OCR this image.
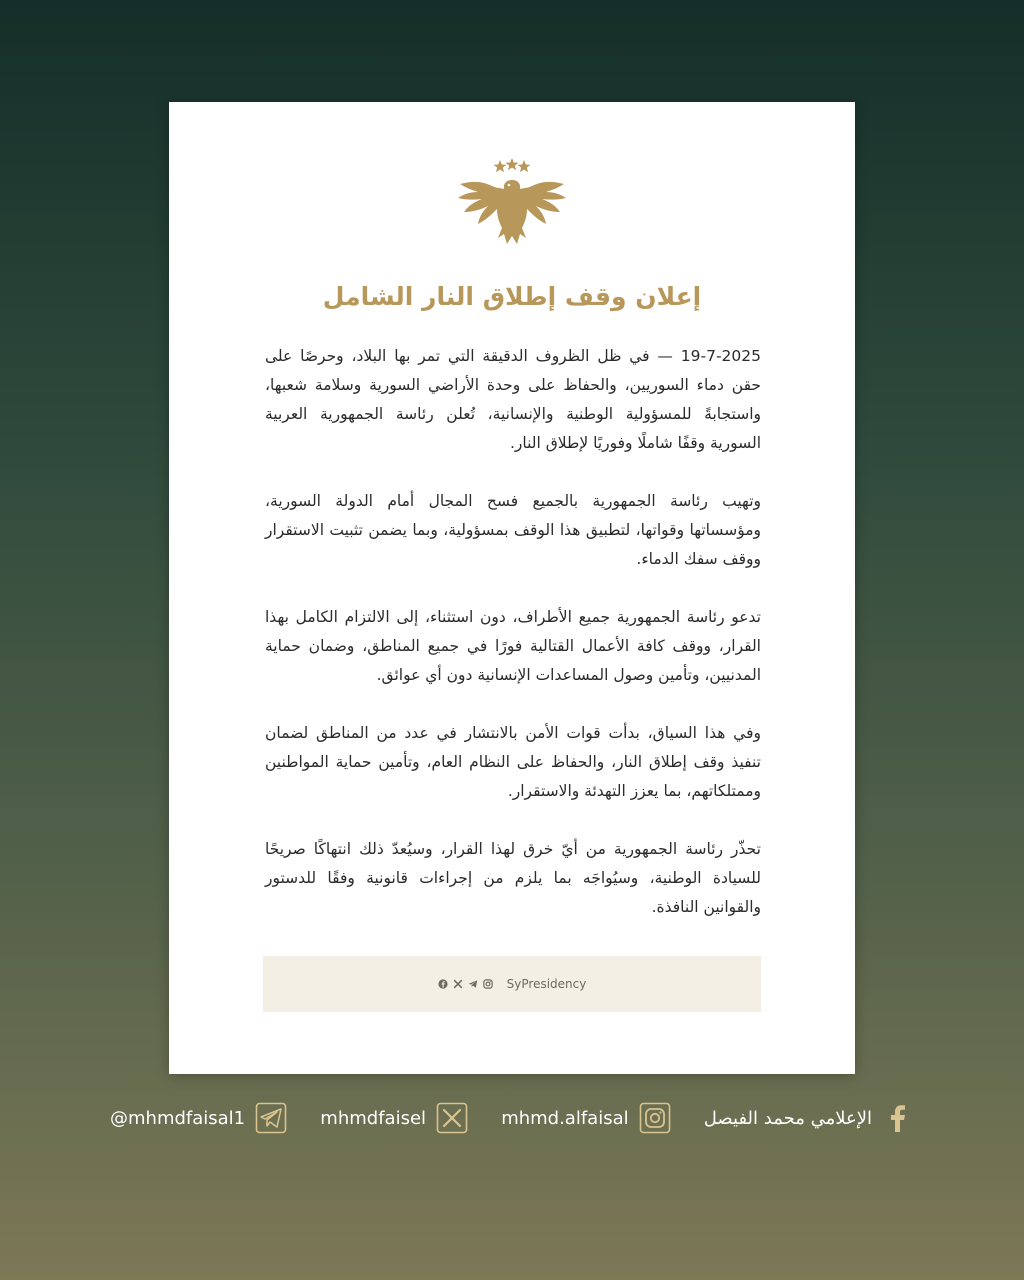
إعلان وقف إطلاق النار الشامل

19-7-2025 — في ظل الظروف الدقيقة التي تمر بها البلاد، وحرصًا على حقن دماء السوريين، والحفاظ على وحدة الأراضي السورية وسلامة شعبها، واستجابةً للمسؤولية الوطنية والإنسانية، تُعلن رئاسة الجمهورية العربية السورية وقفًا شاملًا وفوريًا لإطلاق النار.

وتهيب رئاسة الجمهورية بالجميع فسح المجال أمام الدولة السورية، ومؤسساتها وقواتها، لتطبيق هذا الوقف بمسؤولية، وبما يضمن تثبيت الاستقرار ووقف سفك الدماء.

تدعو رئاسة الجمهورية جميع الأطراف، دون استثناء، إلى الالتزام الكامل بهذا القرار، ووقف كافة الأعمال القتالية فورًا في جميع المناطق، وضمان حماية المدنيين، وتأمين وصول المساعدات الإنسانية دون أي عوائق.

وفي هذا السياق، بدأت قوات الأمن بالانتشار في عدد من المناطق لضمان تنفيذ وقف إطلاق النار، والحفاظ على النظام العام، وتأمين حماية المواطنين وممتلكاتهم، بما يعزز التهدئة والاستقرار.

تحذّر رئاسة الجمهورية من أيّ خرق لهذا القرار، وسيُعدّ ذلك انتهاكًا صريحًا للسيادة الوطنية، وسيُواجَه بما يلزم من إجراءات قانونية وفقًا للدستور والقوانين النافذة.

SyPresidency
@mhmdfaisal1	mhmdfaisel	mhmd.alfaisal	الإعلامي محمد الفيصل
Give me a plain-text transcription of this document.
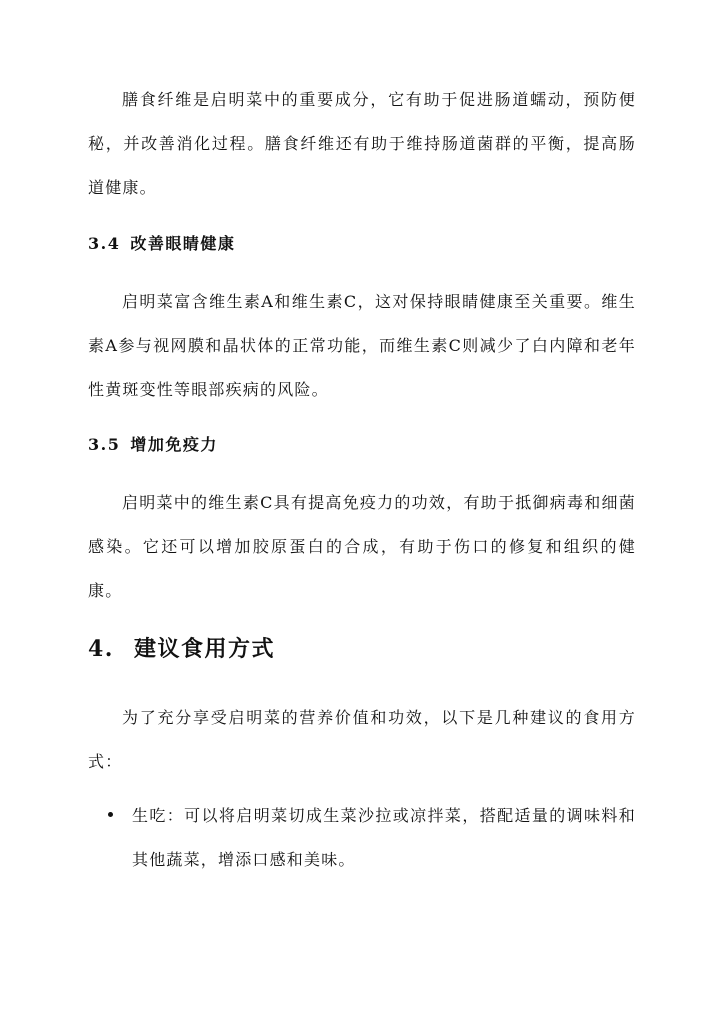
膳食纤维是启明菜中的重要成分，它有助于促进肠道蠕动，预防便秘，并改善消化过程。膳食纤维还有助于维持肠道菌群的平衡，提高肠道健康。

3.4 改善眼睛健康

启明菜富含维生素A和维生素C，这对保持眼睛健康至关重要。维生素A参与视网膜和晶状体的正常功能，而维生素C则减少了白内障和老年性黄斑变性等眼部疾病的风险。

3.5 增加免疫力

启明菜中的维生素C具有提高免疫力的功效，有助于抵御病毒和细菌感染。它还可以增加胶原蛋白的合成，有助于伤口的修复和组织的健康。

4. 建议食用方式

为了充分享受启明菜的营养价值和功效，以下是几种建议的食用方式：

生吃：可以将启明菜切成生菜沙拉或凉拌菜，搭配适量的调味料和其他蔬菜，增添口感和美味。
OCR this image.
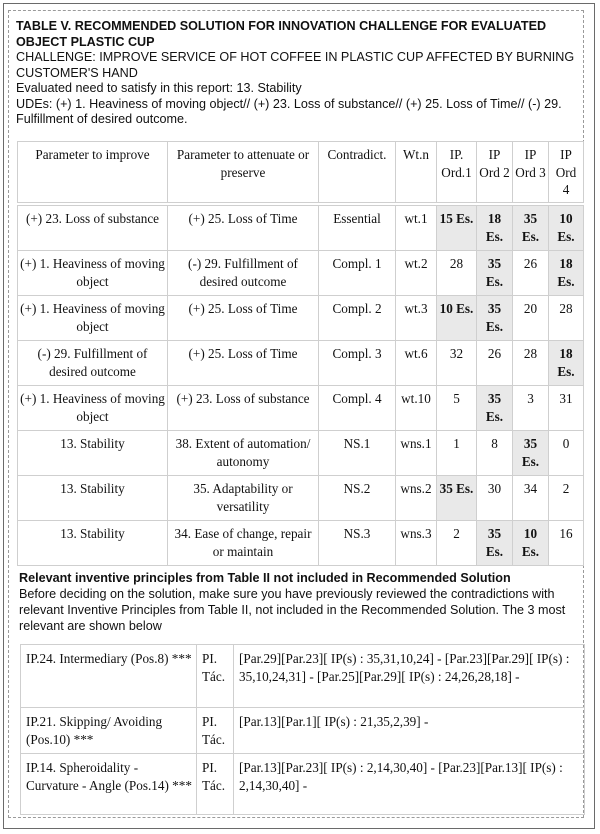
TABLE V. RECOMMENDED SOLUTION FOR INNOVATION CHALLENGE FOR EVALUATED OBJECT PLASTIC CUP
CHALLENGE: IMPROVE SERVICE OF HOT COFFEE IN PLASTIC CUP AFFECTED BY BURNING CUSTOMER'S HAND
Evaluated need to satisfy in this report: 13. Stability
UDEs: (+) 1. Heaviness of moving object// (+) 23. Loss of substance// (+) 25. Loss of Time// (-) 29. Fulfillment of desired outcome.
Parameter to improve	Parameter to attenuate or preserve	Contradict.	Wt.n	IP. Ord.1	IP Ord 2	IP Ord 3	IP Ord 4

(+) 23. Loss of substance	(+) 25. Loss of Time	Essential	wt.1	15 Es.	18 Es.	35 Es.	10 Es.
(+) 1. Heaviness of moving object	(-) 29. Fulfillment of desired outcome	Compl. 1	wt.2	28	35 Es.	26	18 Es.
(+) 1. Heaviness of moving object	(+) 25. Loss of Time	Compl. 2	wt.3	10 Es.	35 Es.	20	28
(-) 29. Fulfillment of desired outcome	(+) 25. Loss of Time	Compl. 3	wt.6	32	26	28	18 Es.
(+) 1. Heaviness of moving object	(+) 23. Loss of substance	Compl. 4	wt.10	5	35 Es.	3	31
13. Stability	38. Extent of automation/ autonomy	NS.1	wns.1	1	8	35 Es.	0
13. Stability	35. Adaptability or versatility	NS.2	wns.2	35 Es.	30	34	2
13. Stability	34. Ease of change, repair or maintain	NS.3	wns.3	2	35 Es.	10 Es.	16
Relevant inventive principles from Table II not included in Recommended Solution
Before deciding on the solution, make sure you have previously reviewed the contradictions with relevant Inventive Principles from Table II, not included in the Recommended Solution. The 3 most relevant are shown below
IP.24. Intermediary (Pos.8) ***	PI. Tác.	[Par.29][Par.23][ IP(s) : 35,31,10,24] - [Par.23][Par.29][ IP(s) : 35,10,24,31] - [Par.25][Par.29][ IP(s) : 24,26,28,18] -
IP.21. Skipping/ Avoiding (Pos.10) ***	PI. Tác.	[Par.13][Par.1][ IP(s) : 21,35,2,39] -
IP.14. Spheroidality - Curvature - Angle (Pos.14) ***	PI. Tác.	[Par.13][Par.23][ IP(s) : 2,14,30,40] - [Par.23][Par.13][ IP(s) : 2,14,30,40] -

__________

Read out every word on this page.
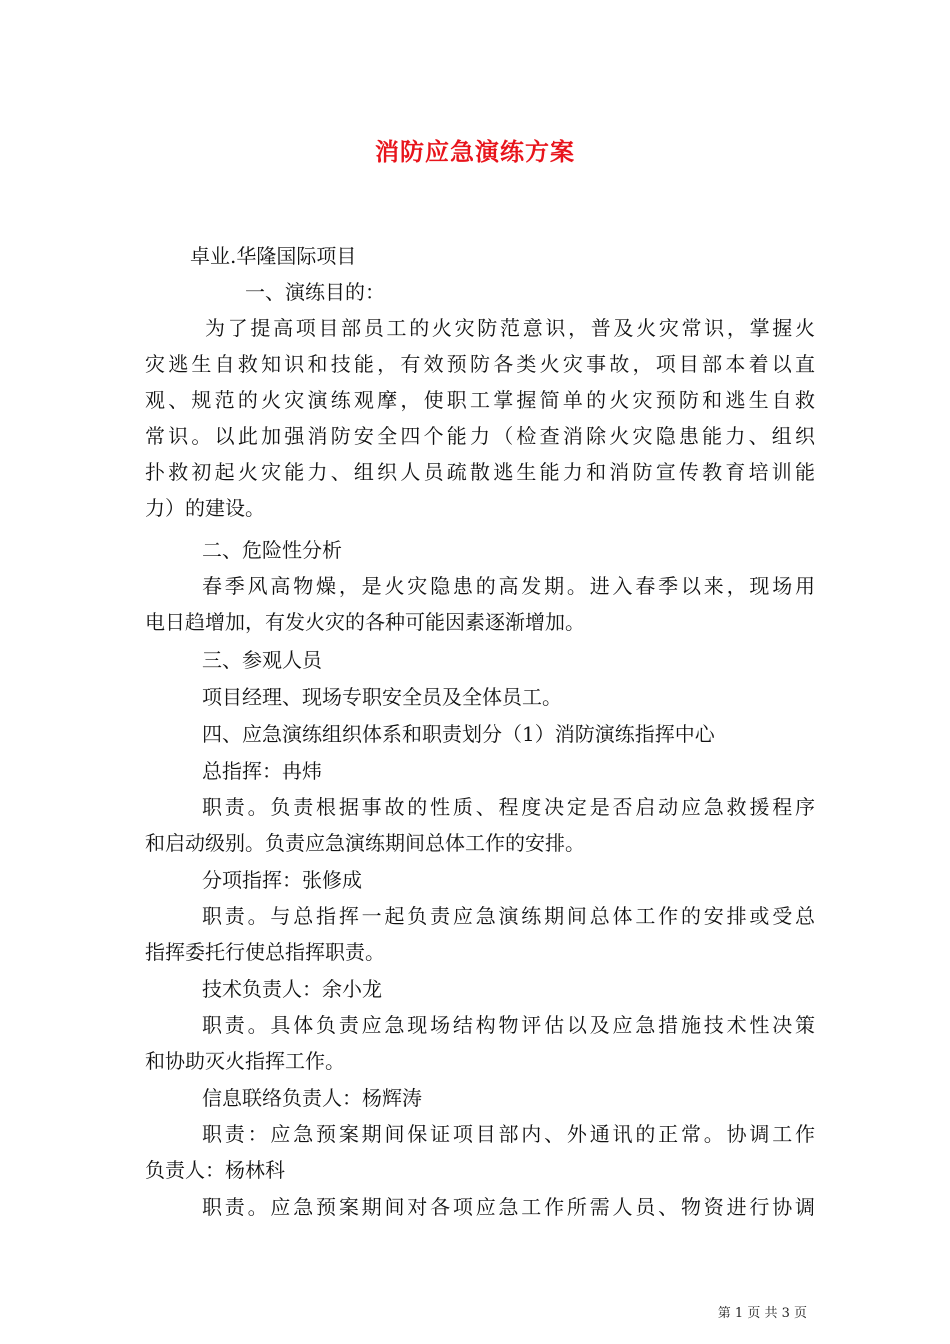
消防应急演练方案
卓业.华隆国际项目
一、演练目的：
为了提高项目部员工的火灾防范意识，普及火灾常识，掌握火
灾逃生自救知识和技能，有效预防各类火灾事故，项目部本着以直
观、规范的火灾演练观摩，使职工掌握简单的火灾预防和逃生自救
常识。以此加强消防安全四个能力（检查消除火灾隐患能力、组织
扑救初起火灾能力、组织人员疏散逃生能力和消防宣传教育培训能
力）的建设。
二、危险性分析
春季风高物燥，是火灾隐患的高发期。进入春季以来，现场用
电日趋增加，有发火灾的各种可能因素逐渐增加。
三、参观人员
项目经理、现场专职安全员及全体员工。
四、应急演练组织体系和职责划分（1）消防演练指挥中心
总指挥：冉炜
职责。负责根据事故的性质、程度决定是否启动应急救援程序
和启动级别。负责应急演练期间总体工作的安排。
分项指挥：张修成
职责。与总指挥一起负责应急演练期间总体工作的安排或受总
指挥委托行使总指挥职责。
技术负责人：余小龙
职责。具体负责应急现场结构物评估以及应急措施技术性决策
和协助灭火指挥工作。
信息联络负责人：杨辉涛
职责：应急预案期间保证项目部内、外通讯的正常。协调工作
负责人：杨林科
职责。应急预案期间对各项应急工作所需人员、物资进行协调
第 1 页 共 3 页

__________

## Request
Above are the records; copy every line in them that holds the word "Time".

## Task response
UDEs: (+) 1. Heaviness of moving object// (+) 23. Loss of substance// (+) 25. Loss of Time// (-) 29. Fulfillment of desired outcome.
(+) 23. Loss of substance	(+) 25. Loss of Time	Essential	wt.1	15 Es.	18 Es.	35 Es.	10 Es.
(+) 1. Heaviness of moving object	(+) 25. Loss of Time	Compl. 2	wt.3	10 Es.	35 Es.	20	28
(-) 29. Fulfillment of desired outcome	(+) 25. Loss of Time	Compl. 3	wt.6	32	26	28	18 Es.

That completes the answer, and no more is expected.